## [Descrição do problema]
Transcreva, sem alterações, a parte do texto sobre cetoacidose diabética que vai de "Uma menina de" até "Qual a próxima terapia?", incluindo este último.

## [Trecho]
::::::::
Cetoacidose Diabética: Reposição de Potássio e Insulina

FAMERP/HB - Faculdade de Medicina de São José do Rio Preto - Hospital de Base (SP) — Prova 2025

Enunciado

Uma menina de 18 anos é trazida pelos pais devido a quadro de confusão mental e história de duas semanas de sede intensa e perda de 3 quilos. Sinais vitais na admissão: pressão arterial: 92/67mmHg; frequência cardíaca: 108/min; frequência respiratória: 30/min. Ela se apresentava desidratada. Foi iniciado expansão com fluidos. Qual a próxima terapia?

Alternativas

  1. A) Bicarbonato de sódio
  2. B) Reposição de fósforo
  3. C) Reposição de potássio
  4. D) Insulina regular em bomba de infusão

Pérola Clínica

Cetoacidose Diabética: Após fluidos, a reposição de potássio é crucial antes ou concomitantemente à insulina se K+ normal/baixo, para evitar hipocalemia grave.

Resumo-Chave

Em pacientes com cetoacidose diabética (CAD) e desidratação, a expansão volêmica é a primeira medida. No entanto, antes de iniciar a insulina ou concomitantemente a ela, é fundamental avaliar e repor o potássio se seus níveis estiverem normais ou baixos, pois a insulina causa um influxo de potássio para dentro da célula, podendo precipitar uma hipocalemia grave e arritmias cardíacas.

Contexto Educacional

A cetoacidose diabética (CAD) é uma complicação aguda grave do diabetes mellitus, caracterizada por hiperglicemia, acidose metabólica e cetonemia. É mais comum no diabetes tipo 1, mas pode ocorrer no tipo 2. A CAD é uma emergência médica que exige reconhecimento e tratamento imediatos para prevenir morbidade e mortalidade significativas. A paciente do caso apresenta sinais clássicos de CAD, como confusão mental, sede intensa, perda de peso e desidratação, além de taquicardia e taquipneia. A fisiopatologia da CAD envolve a deficiência absoluta ou relativa de insulina, que leva à hiperglicemia (devido à gliconeogênese e glicogenólise hepáticas aumentadas e diminuição da captação de glicose periférica) e ao aumento da lipólise, resultando na produção excessiva de corpos cetônicos e acidose metabólica. A desidratação é causada pela diurese osmótica induzida pela hiperglicemia. O diagnóstico é confirmado por exames laboratoriais que mostram hiperglicemia, cetonemia/cetonúria e acidose metabólica. O tratamento da CAD é complexo e envolve a reposição agressiva de fluidos intravenosos para corrigir a desidratação, a administração de insulina para reverter a hiperglicemia e a cetose, e a reposição de eletrólitos, principalmente potássio. A reposição de potássio é crítica, pois a insulina promove o influxo de potássio para as células, podendo causar hipocalemia grave. O bicarbonato de sódio é raramente indicado. O prognóstico é geralmente bom com o manejo adequado, mas a falha em corrigir os distúrbios eletrolíticos pode levar a complicações cardíacas e neurológicas.

Perguntas Frequentes

Quais são os principais sinais e sintomas da cetoacidose diabética?
::::::::
## [Dados fornecidos]
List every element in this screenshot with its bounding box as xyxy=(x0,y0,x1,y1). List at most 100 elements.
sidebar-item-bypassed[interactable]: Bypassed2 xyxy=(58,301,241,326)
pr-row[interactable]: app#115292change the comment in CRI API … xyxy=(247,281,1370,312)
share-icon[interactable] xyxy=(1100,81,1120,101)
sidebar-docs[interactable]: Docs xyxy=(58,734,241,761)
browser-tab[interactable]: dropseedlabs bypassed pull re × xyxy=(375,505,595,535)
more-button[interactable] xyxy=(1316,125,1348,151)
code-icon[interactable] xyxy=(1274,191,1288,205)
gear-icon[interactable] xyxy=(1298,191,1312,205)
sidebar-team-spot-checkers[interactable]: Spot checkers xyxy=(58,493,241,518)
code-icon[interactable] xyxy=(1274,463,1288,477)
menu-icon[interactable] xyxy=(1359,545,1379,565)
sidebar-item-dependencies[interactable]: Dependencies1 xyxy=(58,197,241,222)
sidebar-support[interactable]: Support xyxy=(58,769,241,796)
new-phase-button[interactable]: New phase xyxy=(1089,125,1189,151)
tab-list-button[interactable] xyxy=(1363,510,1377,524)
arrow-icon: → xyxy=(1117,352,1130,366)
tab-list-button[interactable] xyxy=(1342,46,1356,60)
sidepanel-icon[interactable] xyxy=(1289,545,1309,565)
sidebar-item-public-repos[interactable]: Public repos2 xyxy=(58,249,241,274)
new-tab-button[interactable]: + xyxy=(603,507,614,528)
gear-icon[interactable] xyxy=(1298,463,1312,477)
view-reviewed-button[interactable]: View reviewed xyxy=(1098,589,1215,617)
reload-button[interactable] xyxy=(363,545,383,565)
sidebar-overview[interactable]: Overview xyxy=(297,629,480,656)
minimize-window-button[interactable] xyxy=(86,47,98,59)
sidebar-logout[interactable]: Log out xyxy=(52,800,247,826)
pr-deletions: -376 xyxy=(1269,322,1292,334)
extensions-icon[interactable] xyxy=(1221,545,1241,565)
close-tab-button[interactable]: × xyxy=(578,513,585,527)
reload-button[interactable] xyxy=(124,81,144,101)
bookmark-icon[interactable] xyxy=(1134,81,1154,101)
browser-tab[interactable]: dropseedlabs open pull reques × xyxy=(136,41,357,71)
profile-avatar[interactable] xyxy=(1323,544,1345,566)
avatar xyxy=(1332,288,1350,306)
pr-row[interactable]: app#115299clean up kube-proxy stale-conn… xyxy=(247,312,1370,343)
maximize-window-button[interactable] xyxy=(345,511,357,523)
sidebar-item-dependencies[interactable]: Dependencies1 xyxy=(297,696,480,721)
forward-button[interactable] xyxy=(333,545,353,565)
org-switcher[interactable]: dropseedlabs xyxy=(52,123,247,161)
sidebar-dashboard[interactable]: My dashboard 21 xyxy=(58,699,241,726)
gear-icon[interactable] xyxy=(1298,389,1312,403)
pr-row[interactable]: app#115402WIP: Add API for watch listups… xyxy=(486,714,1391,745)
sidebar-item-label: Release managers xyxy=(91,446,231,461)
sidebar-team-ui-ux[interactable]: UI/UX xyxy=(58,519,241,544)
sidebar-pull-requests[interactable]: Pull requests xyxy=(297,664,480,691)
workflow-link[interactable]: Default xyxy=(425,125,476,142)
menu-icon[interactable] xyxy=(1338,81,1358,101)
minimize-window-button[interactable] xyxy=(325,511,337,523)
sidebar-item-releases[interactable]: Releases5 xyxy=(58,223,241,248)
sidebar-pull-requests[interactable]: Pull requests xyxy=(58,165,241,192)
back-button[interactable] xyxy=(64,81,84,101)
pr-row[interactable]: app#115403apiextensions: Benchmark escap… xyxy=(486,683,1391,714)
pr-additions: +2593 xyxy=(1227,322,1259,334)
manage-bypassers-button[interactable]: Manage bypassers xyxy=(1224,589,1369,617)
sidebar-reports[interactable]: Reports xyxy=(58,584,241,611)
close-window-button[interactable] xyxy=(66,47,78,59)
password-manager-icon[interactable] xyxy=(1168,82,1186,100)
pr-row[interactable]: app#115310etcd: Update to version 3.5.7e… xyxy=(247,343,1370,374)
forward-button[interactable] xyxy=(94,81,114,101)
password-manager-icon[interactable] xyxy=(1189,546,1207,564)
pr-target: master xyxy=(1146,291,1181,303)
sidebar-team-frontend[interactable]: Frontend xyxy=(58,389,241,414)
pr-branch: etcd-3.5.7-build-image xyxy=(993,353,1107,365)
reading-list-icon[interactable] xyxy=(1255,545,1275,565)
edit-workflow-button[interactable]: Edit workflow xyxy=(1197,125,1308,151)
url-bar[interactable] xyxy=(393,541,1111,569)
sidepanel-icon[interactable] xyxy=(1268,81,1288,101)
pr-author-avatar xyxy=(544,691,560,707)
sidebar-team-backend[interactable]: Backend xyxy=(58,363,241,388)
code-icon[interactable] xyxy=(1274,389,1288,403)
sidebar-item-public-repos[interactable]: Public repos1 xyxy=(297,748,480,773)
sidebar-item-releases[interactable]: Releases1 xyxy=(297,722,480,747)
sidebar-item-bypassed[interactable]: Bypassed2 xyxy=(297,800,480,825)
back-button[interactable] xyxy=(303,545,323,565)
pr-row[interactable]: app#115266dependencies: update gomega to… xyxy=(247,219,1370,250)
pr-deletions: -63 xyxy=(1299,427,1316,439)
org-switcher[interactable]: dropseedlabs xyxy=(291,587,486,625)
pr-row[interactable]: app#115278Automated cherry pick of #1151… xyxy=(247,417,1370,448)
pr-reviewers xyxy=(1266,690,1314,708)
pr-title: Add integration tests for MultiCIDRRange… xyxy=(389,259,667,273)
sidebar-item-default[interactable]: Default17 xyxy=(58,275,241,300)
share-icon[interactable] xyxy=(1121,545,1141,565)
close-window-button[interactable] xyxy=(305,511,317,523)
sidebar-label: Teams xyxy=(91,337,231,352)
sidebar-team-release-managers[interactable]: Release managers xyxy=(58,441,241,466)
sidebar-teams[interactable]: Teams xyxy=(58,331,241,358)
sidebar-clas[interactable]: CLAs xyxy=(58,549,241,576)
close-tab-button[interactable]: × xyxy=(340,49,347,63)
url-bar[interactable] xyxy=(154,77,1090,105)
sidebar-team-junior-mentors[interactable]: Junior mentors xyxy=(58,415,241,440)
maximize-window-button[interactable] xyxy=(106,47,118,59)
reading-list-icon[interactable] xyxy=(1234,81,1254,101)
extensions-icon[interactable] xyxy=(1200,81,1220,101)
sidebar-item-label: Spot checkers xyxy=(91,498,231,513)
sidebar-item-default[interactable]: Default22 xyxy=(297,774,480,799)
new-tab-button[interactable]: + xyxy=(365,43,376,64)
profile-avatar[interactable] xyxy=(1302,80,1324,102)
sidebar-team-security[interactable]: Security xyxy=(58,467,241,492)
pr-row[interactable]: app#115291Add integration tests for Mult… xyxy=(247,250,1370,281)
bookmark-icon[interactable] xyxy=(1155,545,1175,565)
::::::::
## [Resposta escrita]
Uma menina de 18 anos é trazida pelos pais devido a quadro de confusão mental e história de duas semanas de sede intensa e perda de 3 quilos. Sinais vitais na admissão: pressão arterial: 92/67mmHg; frequência cardíaca: 108/min; frequência respiratória: 30/min. Ela se apresentava desidratada. Foi iniciado expansão com fluidos. Qual a próxima terapia?